#### [EXERCISE DETAILS]
Extract all lines that hold the string "screenshot".

#### [SUPPLIED DATA]
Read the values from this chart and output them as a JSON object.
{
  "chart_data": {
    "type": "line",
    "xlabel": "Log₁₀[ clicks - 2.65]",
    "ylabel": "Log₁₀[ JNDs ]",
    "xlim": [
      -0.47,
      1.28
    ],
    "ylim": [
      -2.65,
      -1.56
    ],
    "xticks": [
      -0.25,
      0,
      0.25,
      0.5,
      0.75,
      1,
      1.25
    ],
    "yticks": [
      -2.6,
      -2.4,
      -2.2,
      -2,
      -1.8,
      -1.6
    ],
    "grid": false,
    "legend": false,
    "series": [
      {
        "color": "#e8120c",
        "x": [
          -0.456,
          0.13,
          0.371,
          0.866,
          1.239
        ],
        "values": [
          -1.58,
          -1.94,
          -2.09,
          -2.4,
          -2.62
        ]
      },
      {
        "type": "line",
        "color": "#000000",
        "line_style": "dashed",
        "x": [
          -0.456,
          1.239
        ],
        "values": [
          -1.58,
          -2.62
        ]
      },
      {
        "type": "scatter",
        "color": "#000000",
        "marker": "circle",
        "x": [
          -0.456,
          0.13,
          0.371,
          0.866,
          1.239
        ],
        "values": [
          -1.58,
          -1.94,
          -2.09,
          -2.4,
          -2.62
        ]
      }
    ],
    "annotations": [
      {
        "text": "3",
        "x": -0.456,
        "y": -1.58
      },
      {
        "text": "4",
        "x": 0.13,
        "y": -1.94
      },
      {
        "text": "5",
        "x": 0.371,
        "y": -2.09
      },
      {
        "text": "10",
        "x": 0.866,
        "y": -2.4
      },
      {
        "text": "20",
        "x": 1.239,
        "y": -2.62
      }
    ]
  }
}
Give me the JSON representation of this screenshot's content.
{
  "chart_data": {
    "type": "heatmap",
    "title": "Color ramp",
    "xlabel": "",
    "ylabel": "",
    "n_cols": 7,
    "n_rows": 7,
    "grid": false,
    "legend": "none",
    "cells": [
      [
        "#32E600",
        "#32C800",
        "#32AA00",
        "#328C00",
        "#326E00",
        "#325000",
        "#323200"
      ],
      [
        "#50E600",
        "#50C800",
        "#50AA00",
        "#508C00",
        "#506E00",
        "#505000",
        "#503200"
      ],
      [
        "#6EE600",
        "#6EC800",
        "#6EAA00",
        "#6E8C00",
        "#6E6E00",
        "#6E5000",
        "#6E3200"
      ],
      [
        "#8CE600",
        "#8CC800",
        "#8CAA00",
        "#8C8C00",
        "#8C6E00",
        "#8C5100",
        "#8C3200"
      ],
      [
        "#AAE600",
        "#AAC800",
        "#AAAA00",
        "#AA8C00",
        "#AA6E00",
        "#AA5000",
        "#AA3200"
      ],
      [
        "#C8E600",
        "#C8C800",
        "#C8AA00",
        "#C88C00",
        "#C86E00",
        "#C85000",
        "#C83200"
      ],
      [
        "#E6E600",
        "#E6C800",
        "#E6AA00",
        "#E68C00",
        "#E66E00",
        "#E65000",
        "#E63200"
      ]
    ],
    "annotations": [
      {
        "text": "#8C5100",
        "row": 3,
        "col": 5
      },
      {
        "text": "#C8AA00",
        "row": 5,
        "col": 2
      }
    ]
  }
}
--
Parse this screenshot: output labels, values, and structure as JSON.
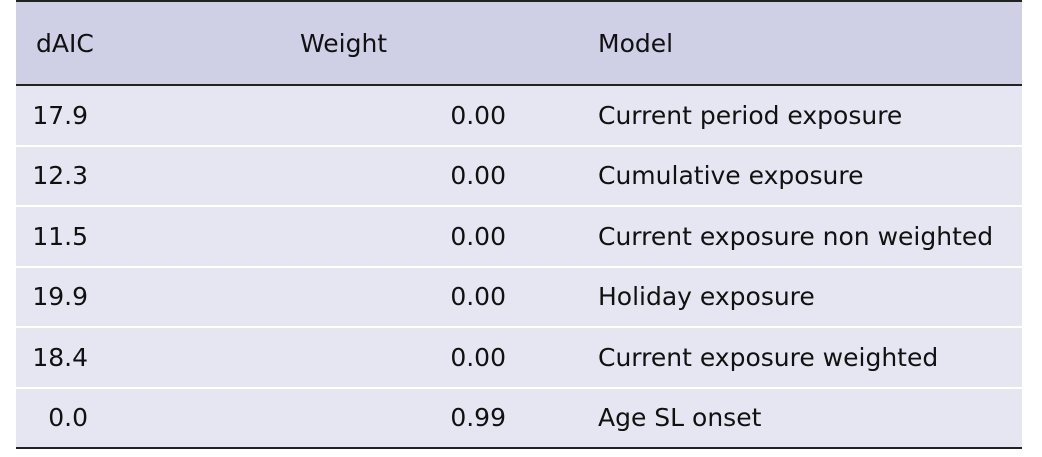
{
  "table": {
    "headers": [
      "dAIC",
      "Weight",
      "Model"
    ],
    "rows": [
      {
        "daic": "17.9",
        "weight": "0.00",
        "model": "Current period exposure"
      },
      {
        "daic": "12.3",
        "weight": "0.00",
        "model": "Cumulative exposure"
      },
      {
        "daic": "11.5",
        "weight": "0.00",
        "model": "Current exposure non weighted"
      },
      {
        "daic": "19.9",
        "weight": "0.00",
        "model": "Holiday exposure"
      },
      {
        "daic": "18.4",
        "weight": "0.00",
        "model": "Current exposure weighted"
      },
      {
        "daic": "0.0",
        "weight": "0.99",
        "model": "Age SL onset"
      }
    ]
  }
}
---
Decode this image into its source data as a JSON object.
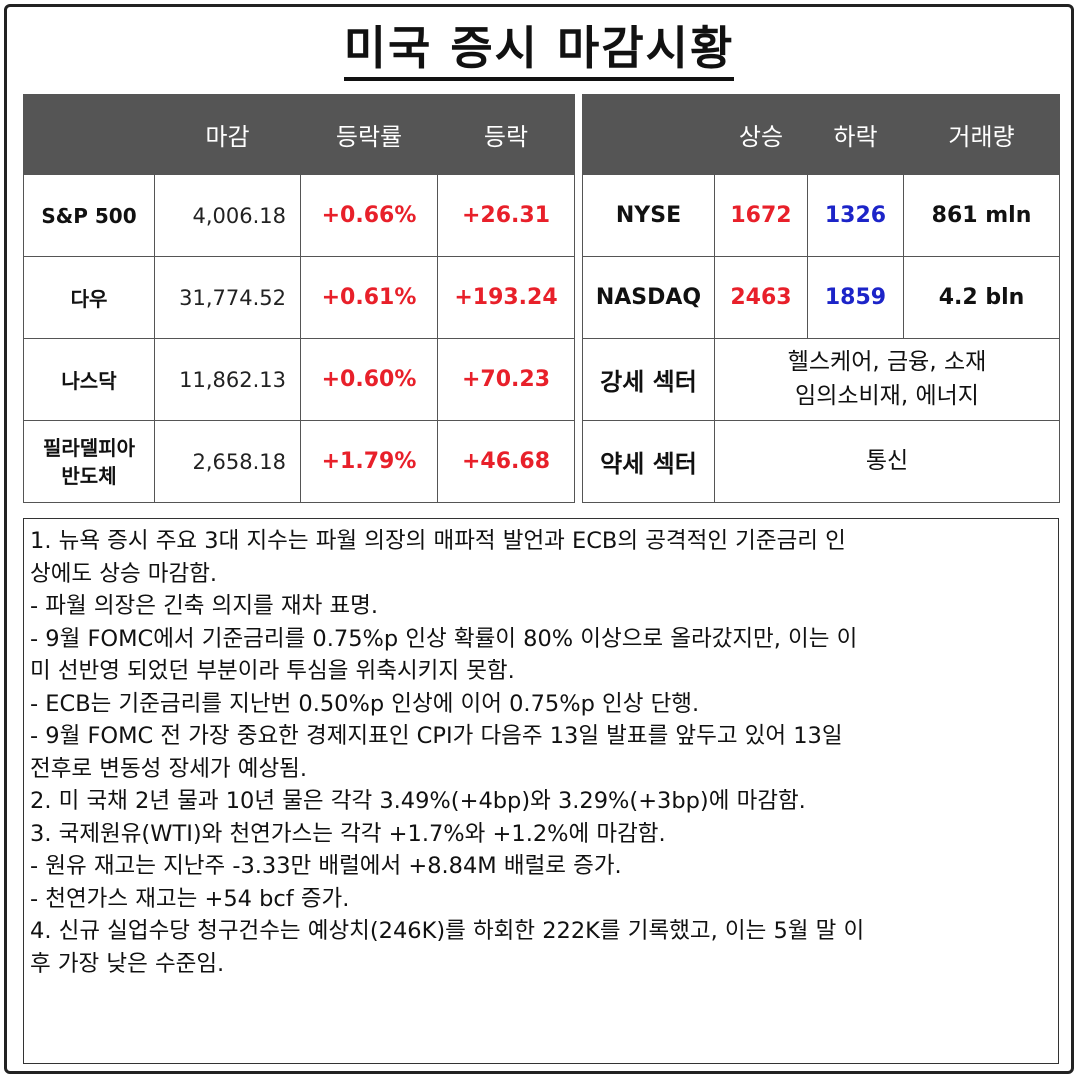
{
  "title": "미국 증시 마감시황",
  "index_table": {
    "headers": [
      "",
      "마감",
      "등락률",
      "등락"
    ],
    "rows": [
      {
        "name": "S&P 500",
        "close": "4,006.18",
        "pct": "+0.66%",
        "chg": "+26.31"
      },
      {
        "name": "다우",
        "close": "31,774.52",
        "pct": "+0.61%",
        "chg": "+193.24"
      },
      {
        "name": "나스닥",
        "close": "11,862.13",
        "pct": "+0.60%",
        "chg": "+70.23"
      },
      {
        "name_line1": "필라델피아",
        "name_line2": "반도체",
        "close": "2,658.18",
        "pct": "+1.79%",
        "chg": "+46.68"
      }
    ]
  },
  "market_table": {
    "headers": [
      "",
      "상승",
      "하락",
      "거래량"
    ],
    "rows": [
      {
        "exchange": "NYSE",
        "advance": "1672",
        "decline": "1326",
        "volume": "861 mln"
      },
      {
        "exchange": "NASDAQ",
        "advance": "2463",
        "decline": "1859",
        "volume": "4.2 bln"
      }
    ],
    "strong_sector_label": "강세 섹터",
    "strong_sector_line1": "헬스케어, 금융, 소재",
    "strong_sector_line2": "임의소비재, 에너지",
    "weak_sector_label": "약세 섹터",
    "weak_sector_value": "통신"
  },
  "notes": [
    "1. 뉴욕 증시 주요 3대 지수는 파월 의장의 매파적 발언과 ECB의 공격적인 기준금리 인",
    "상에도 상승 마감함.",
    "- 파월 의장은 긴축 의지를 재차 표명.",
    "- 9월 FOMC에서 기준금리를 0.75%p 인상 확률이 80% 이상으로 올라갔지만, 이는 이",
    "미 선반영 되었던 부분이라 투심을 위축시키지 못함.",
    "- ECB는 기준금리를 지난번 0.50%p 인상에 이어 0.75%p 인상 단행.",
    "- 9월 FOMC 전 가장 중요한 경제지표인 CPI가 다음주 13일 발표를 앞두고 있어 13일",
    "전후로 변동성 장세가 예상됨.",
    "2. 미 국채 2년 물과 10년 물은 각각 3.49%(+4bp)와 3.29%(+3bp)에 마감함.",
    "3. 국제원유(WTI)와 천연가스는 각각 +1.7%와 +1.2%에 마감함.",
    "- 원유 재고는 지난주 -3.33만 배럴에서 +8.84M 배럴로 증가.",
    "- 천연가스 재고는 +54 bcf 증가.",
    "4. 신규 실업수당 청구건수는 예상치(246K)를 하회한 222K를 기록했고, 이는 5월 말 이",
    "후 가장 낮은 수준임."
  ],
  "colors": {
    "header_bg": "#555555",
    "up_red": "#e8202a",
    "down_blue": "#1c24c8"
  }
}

#### [TASK SOLUTION]
Give me the JSON representation of this screenshot's content.
Parse this screenshot: output labels, values, and structure as JSON.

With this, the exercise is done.